SOURCE MATERIAL:
>>>

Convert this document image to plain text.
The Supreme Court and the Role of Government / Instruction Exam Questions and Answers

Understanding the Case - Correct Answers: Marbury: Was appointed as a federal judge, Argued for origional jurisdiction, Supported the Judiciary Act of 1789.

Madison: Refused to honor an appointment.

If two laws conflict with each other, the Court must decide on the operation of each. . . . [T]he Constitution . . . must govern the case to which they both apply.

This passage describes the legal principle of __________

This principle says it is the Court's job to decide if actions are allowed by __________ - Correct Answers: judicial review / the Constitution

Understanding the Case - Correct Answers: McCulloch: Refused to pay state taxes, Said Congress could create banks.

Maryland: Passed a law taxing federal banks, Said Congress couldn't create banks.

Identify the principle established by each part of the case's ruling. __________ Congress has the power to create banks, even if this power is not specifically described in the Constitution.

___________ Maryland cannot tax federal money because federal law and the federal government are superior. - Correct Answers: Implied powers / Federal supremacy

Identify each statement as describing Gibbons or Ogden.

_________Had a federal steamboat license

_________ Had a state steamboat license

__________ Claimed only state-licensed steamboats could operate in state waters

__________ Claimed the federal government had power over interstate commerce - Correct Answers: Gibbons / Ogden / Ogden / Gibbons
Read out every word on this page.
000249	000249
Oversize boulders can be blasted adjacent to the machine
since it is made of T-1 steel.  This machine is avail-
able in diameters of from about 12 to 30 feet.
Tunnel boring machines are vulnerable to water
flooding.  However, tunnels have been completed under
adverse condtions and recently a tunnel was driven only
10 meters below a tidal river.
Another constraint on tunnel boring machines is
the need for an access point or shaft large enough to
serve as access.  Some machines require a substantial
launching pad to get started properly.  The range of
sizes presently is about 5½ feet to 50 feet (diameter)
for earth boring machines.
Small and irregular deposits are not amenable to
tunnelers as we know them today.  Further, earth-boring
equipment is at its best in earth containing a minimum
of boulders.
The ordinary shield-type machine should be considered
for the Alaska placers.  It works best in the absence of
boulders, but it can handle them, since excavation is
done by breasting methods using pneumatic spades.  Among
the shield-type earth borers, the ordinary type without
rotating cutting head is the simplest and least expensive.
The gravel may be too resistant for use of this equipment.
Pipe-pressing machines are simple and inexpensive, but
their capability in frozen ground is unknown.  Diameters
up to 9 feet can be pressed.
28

<<<

THE EXERCISE:
Transcribe the data. Leave every line exactly as it is.

RESPONSE TO THE TASK:
Convert this document image to plain text.
The Supreme Court and the Role of Government / Instruction Exam Questions and Answers

Understanding the Case - Correct Answers: Marbury: Was appointed as a federal judge, Argued for origional jurisdiction, Supported the Judiciary Act of 1789.

Madison: Refused to honor an appointment.

If two laws conflict with each other, the Court must decide on the operation of each. . . . [T]he Constitution . . . must govern the case to which they both apply.

This passage describes the legal principle of __________

This principle says it is the Court's job to decide if actions are allowed by __________ - Correct Answers: judicial review / the Constitution

Understanding the Case - Correct Answers: McCulloch: Refused to pay state taxes, Said Congress could create banks.

Maryland: Passed a law taxing federal banks, Said Congress couldn't create banks.

Identify the principle established by each part of the case's ruling. __________ Congress has the power to create banks, even if this power is not specifically described in the Constitution.

___________ Maryland cannot tax federal money because federal law and the federal government are superior. - Correct Answers: Implied powers / Federal supremacy

Identify each statement as describing Gibbons or Ogden.

_________Had a federal steamboat license

_________ Had a state steamboat license

__________ Claimed only state-licensed steamboats could operate in state waters

__________ Claimed the federal government had power over interstate commerce - Correct Answers: Gibbons / Ogden / Ogden / Gibbons
Read out every word on this page.
000249	000249
Oversize boulders can be blasted adjacent to the machine
since it is made of T-1 steel.  This machine is avail-
able in diameters of from about 12 to 30 feet.
Tunnel boring machines are vulnerable to water
flooding.  However, tunnels have been completed under
adverse condtions and recently a tunnel was driven only
10 meters below a tidal river.
Another constraint on tunnel boring machines is
the need for an access point or shaft large enough to
serve as access.  Some machines require a substantial
launching pad to get started properly.  The range of
sizes presently is about 5½ feet to 50 feet (diameter)
for earth boring machines.
Small and irregular deposits are not amenable to
tunnelers as we know them today.  Further, earth-boring
equipment is at its best in earth containing a minimum
of boulders.
The ordinary shield-type machine should be considered
for the Alaska placers.  It works best in the absence of
boulders, but it can handle them, since excavation is
done by breasting methods using pneumatic spades.  Among
the shield-type earth borers, the ordinary type without
rotating cutting head is the simplest and least expensive.
The gravel may be too resistant for use of this equipment.
Pipe-pressing machines are simple and inexpensive, but
their capability in frozen ground is unknown.  Diameters
up to 9 feet can be pressed.
28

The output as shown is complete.